● Directive
Are you able to quote each entry exactly as written?

________

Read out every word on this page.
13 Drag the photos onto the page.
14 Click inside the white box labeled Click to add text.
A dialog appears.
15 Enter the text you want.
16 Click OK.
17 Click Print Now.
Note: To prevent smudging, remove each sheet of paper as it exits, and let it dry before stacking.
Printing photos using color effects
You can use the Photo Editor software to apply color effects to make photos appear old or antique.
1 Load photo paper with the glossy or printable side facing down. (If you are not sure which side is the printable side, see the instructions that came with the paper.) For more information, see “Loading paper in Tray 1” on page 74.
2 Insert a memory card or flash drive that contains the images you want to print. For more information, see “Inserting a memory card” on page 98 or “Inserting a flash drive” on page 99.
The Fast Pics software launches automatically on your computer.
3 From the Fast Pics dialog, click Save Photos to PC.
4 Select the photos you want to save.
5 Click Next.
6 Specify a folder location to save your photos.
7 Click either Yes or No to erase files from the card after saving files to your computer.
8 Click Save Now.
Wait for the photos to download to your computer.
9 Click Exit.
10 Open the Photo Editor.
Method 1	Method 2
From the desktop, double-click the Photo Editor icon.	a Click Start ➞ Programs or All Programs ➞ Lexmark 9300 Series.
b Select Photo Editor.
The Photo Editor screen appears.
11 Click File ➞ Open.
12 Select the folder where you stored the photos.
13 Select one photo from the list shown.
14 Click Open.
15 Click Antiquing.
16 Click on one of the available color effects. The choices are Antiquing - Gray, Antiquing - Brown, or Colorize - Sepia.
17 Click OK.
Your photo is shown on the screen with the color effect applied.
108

________

● Reply to the exercise
Read out every word on this page.
13 Drag the photos onto the page.
14 Click inside the white box labeled Click to add text.
A dialog appears.
15 Enter the text you want.
16 Click OK.
17 Click Print Now.
Note: To prevent smudging, remove each sheet of paper as it exits, and let it dry before stacking.
Printing photos using color effects
You can use the Photo Editor software to apply color effects to make photos appear old or antique.
1 Load photo paper with the glossy or printable side facing down. (If you are not sure which side is the printable side, see the instructions that came with the paper.) For more information, see “Loading paper in Tray 1” on page 74.
2 Insert a memory card or flash drive that contains the images you want to print. For more information, see “Inserting a memory card” on page 98 or “Inserting a flash drive” on page 99.
The Fast Pics software launches automatically on your computer.
3 From the Fast Pics dialog, click Save Photos to PC.
4 Select the photos you want to save.
5 Click Next.
6 Specify a folder location to save your photos.
7 Click either Yes or No to erase files from the card after saving files to your computer.
8 Click Save Now.
Wait for the photos to download to your computer.
9 Click Exit.
10 Open the Photo Editor.
Method 1	Method 2
From the desktop, double-click the Photo Editor icon.	a Click Start ➞ Programs or All Programs ➞ Lexmark 9300 Series.
b Select Photo Editor.
The Photo Editor screen appears.
11 Click File ➞ Open.
12 Select the folder where you stored the photos.
13 Select one photo from the list shown.
14 Click Open.
15 Click Antiquing.
16 Click on one of the available color effects. The choices are Antiquing - Gray, Antiquing - Brown, or Colorize - Sepia.
17 Click OK.
Your photo is shown on the screen with the color effect applied.
108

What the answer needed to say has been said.